* BEGIN PROVIDED DATA *
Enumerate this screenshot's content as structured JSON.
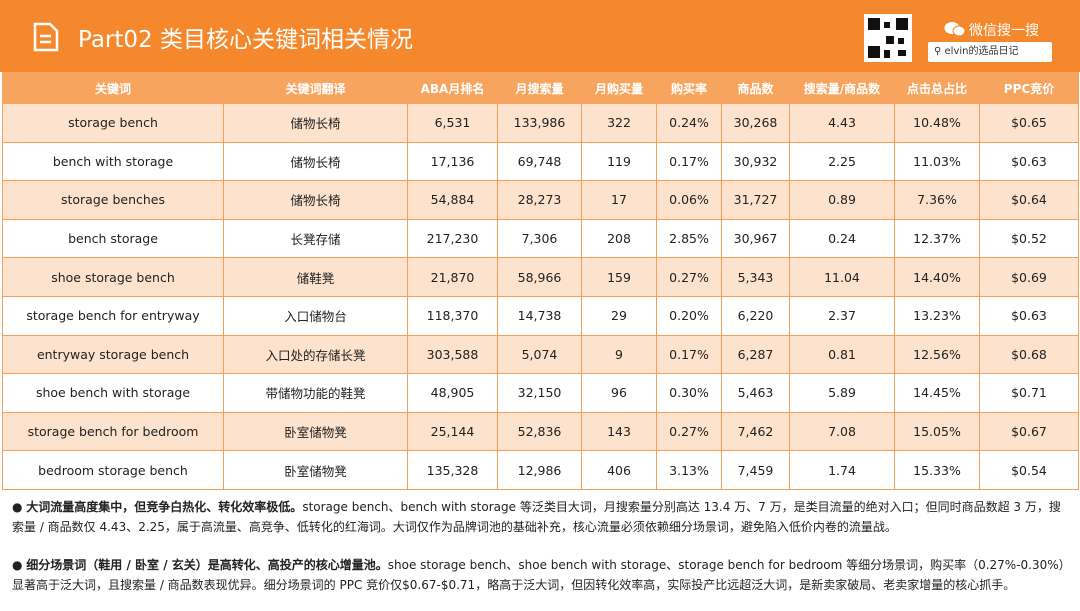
{
  "header": {
    "title": "Part02 类目核心关键词相关情况",
    "wechat": "微信搜一搜",
    "search": "elvin的选品日记"
  },
  "table": {
    "columns": [
      "关键词",
      "关键词翻译",
      "ABA月排名",
      "月搜索量",
      "月购买量",
      "购买率",
      "商品数",
      "搜索量/商品数",
      "点击总占比",
      "PPC竞价"
    ],
    "rows": [
      [
        "storage bench",
        "储物长椅",
        "6,531",
        "133,986",
        "322",
        "0.24%",
        "30,268",
        "4.43",
        "10.48%",
        "$0.65"
      ],
      [
        "bench with storage",
        "储物长椅",
        "17,136",
        "69,748",
        "119",
        "0.17%",
        "30,932",
        "2.25",
        "11.03%",
        "$0.63"
      ],
      [
        "storage benches",
        "储物长椅",
        "54,884",
        "28,273",
        "17",
        "0.06%",
        "31,727",
        "0.89",
        "7.36%",
        "$0.64"
      ],
      [
        "bench storage",
        "长凳存储",
        "217,230",
        "7,306",
        "208",
        "2.85%",
        "30,967",
        "0.24",
        "12.37%",
        "$0.52"
      ],
      [
        "shoe storage bench",
        "储鞋凳",
        "21,870",
        "58,966",
        "159",
        "0.27%",
        "5,343",
        "11.04",
        "14.40%",
        "$0.69"
      ],
      [
        "storage bench for entryway",
        "入口储物台",
        "118,370",
        "14,738",
        "29",
        "0.20%",
        "6,220",
        "2.37",
        "13.23%",
        "$0.63"
      ],
      [
        "entryway storage bench",
        "入口处的存储长凳",
        "303,588",
        "5,074",
        "9",
        "0.17%",
        "6,287",
        "0.81",
        "12.56%",
        "$0.68"
      ],
      [
        "shoe bench with storage",
        "带储物功能的鞋凳",
        "48,905",
        "32,150",
        "96",
        "0.30%",
        "5,463",
        "5.89",
        "14.45%",
        "$0.71"
      ],
      [
        "storage bench for bedroom",
        "卧室储物凳",
        "25,144",
        "52,836",
        "143",
        "0.27%",
        "7,462",
        "7.08",
        "15.05%",
        "$0.67"
      ],
      [
        "bedroom storage bench",
        "卧室储物凳",
        "135,328",
        "12,986",
        "406",
        "3.13%",
        "7,459",
        "1.74",
        "15.33%",
        "$0.54"
      ]
    ]
  },
  "bullets": [
    {
      "bold": "大词流量高度集中，但竞争白热化、转化效率极低。",
      "text": "storage bench、bench with storage 等泛类目大词，月搜索量分别高达 13.4 万、7 万，是类目流量的绝对入口；但同时商品数超 3 万，搜索量 / 商品数仅 4.43、2.25，属于高流量、高竞争、低转化的红海词。大词仅作为品牌词池的基础补充，核心流量必须依赖细分场景词，避免陷入低价内卷的流量战。"
    },
    {
      "bold": "细分场景词（鞋用 / 卧室 / 玄关）是高转化、高投产的核心增量池。",
      "text": "shoe storage bench、shoe bench with storage、storage bench for bedroom 等细分场景词，购买率（0.27%-0.30%）显著高于泛大词，且搜索量 / 商品数表现优异。细分场景词的 PPC 竞价仅$0.67-$0.71，略高于泛大词，但因转化效率高，实际投产比远超泛大词，是新卖家破局、老卖家增量的核心抓手。"
    }
  ]
}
* END PROVIDED DATA *
THE PROBLEM — Copy every record above exactly as written, but leave out the pictures.

FINAL RESULT —
Enumerate this screenshot's content as structured JSON.
{
  "header": {
    "title": "Part02 类目核心关键词相关情况",
    "wechat": "微信搜一搜",
    "search": "elvin的选品日记"
  },
  "table": {
    "columns": [
      "关键词",
      "关键词翻译",
      "ABA月排名",
      "月搜索量",
      "月购买量",
      "购买率",
      "商品数",
      "搜索量/商品数",
      "点击总占比",
      "PPC竞价"
    ],
    "rows": [
      [
        "storage bench",
        "储物长椅",
        "6,531",
        "133,986",
        "322",
        "0.24%",
        "30,268",
        "4.43",
        "10.48%",
        "$0.65"
      ],
      [
        "bench with storage",
        "储物长椅",
        "17,136",
        "69,748",
        "119",
        "0.17%",
        "30,932",
        "2.25",
        "11.03%",
        "$0.63"
      ],
      [
        "storage benches",
        "储物长椅",
        "54,884",
        "28,273",
        "17",
        "0.06%",
        "31,727",
        "0.89",
        "7.36%",
        "$0.64"
      ],
      [
        "bench storage",
        "长凳存储",
        "217,230",
        "7,306",
        "208",
        "2.85%",
        "30,967",
        "0.24",
        "12.37%",
        "$0.52"
      ],
      [
        "shoe storage bench",
        "储鞋凳",
        "21,870",
        "58,966",
        "159",
        "0.27%",
        "5,343",
        "11.04",
        "14.40%",
        "$0.69"
      ],
      [
        "storage bench for entryway",
        "入口储物台",
        "118,370",
        "14,738",
        "29",
        "0.20%",
        "6,220",
        "2.37",
        "13.23%",
        "$0.63"
      ],
      [
        "entryway storage bench",
        "入口处的存储长凳",
        "303,588",
        "5,074",
        "9",
        "0.17%",
        "6,287",
        "0.81",
        "12.56%",
        "$0.68"
      ],
      [
        "shoe bench with storage",
        "带储物功能的鞋凳",
        "48,905",
        "32,150",
        "96",
        "0.30%",
        "5,463",
        "5.89",
        "14.45%",
        "$0.71"
      ],
      [
        "storage bench for bedroom",
        "卧室储物凳",
        "25,144",
        "52,836",
        "143",
        "0.27%",
        "7,462",
        "7.08",
        "15.05%",
        "$0.67"
      ],
      [
        "bedroom storage bench",
        "卧室储物凳",
        "135,328",
        "12,986",
        "406",
        "3.13%",
        "7,459",
        "1.74",
        "15.33%",
        "$0.54"
      ]
    ]
  },
  "bullets": [
    {
      "bold": "大词流量高度集中，但竞争白热化、转化效率极低。",
      "text": "storage bench、bench with storage 等泛类目大词，月搜索量分别高达 13.4 万、7 万，是类目流量的绝对入口；但同时商品数超 3 万，搜索量 / 商品数仅 4.43、2.25，属于高流量、高竞争、低转化的红海词。大词仅作为品牌词池的基础补充，核心流量必须依赖细分场景词，避免陷入低价内卷的流量战。"
    },
    {
      "bold": "细分场景词（鞋用 / 卧室 / 玄关）是高转化、高投产的核心增量池。",
      "text": "shoe storage bench、shoe bench with storage、storage bench for bedroom 等细分场景词，购买率（0.27%-0.30%）显著高于泛大词，且搜索量 / 商品数表现优异。细分场景词的 PPC 竞价仅$0.67-$0.71，略高于泛大词，但因转化效率高，实际投产比远超泛大词，是新卖家破局、老卖家增量的核心抓手。"
    }
  ]
}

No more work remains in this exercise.